> [What is required]
Transcribe all of the records word for word, but omit the pictures.

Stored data
····················

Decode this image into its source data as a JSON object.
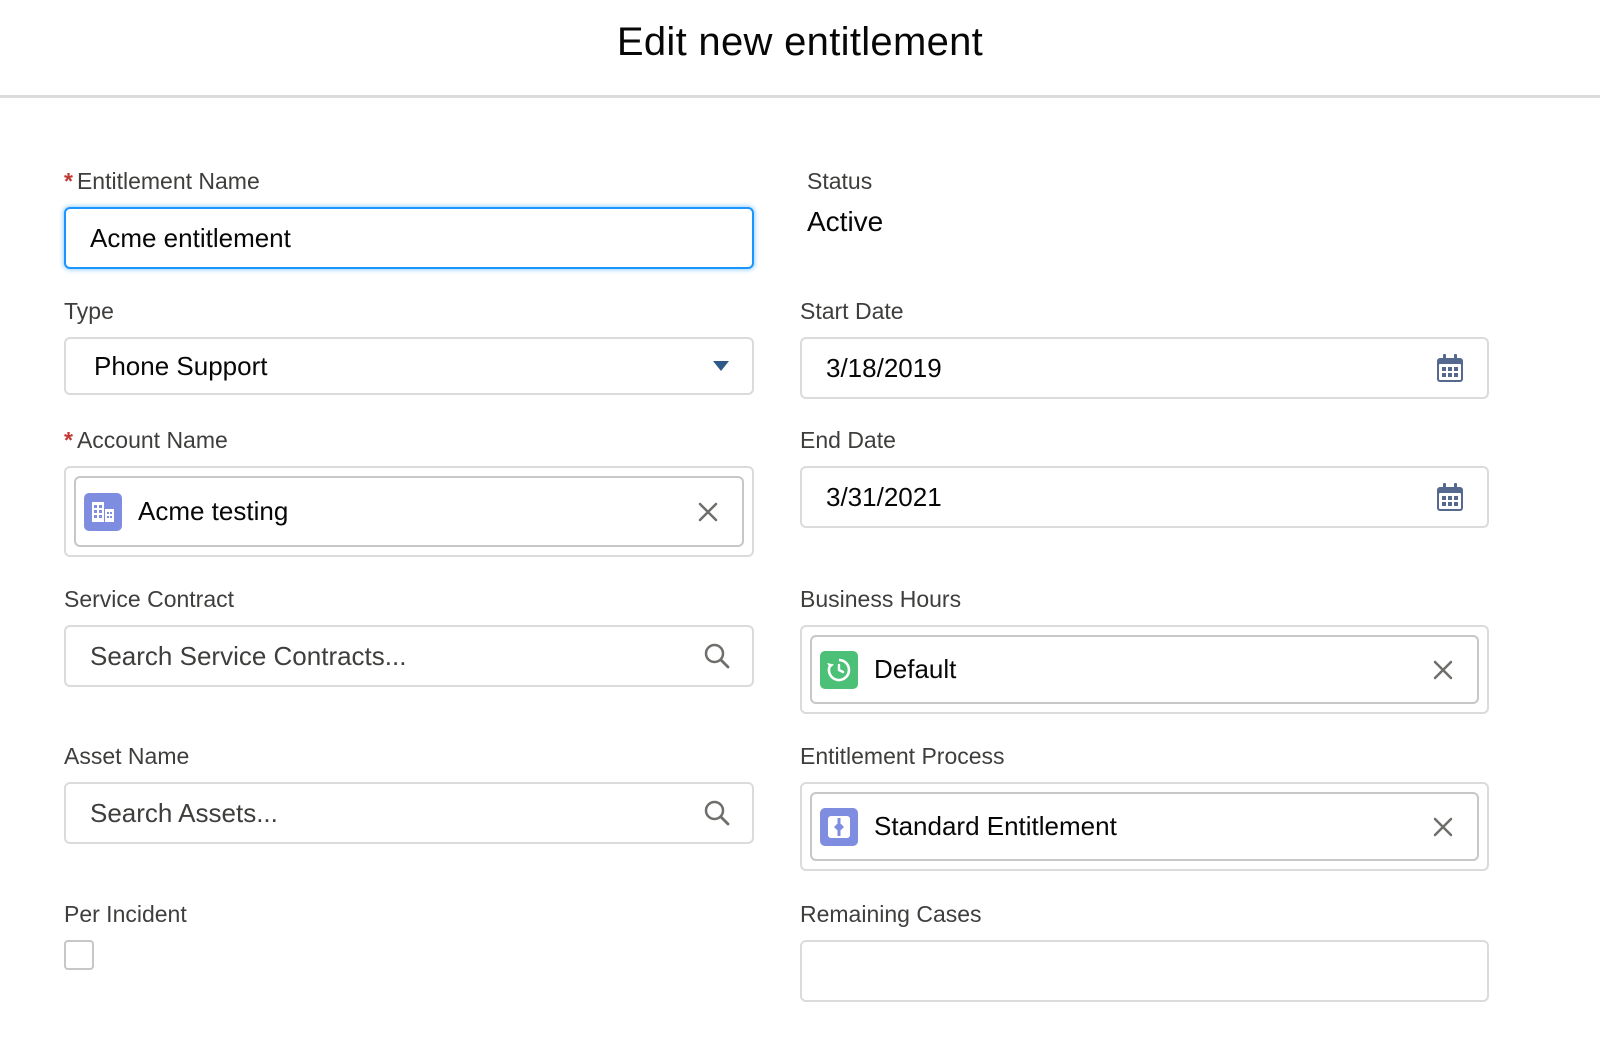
{
  "modal": {
    "title": "Edit new entitlement"
  },
  "form": {
    "entitlement_name": {
      "label": "Entitlement Name",
      "required_mark": "*",
      "value": "Acme entitlement"
    },
    "status": {
      "label": "Status",
      "value": "Active"
    },
    "type": {
      "label": "Type",
      "value": "Phone Support"
    },
    "start_date": {
      "label": "Start Date",
      "value": "3/18/2019"
    },
    "account_name": {
      "label": "Account Name",
      "required_mark": "*",
      "value": "Acme testing",
      "icon": "account-icon",
      "icon_color": "#7f8de1"
    },
    "end_date": {
      "label": "End Date",
      "value": "3/31/2021"
    },
    "service_contract": {
      "label": "Service Contract",
      "placeholder": "Search Service Contracts..."
    },
    "business_hours": {
      "label": "Business Hours",
      "value": "Default",
      "icon": "business-hours-icon",
      "icon_color": "#4bc076"
    },
    "asset_name": {
      "label": "Asset Name",
      "placeholder": "Search Assets..."
    },
    "entitlement_process": {
      "label": "Entitlement Process",
      "value": "Standard Entitlement",
      "icon": "entitlement-process-icon",
      "icon_color": "#7f8de1"
    },
    "per_incident": {
      "label": "Per Incident",
      "checked": false
    },
    "remaining_cases": {
      "label": "Remaining Cases",
      "value": ""
    }
  },
  "colors": {
    "focus_border": "#1b96ff",
    "required": "#c23934",
    "icon_gray": "#706e6b",
    "calendar_icon": "#54698d",
    "dropdown_arrow": "#2e5a8a"
  }
}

····················

> [Solution]
Decode this image into its source data as a JSON object.
{
  "modal": {
    "title": "Edit new entitlement"
  },
  "form": {
    "entitlement_name": {
      "label": "Entitlement Name",
      "required_mark": "*",
      "value": "Acme entitlement"
    },
    "status": {
      "label": "Status",
      "value": "Active"
    },
    "type": {
      "label": "Type",
      "value": "Phone Support"
    },
    "start_date": {
      "label": "Start Date",
      "value": "3/18/2019"
    },
    "account_name": {
      "label": "Account Name",
      "required_mark": "*",
      "value": "Acme testing",
      "icon": "account-icon",
      "icon_color": "#7f8de1"
    },
    "end_date": {
      "label": "End Date",
      "value": "3/31/2021"
    },
    "service_contract": {
      "label": "Service Contract",
      "placeholder": "Search Service Contracts..."
    },
    "business_hours": {
      "label": "Business Hours",
      "value": "Default",
      "icon": "business-hours-icon",
      "icon_color": "#4bc076"
    },
    "asset_name": {
      "label": "Asset Name",
      "placeholder": "Search Assets..."
    },
    "entitlement_process": {
      "label": "Entitlement Process",
      "value": "Standard Entitlement",
      "icon": "entitlement-process-icon",
      "icon_color": "#7f8de1"
    },
    "per_incident": {
      "label": "Per Incident",
      "checked": false
    },
    "remaining_cases": {
      "label": "Remaining Cases",
      "value": ""
    }
  },
  "colors": {
    "focus_border": "#1b96ff",
    "required": "#c23934",
    "icon_gray": "#706e6b",
    "calendar_icon": "#54698d",
    "dropdown_arrow": "#2e5a8a"
  }
}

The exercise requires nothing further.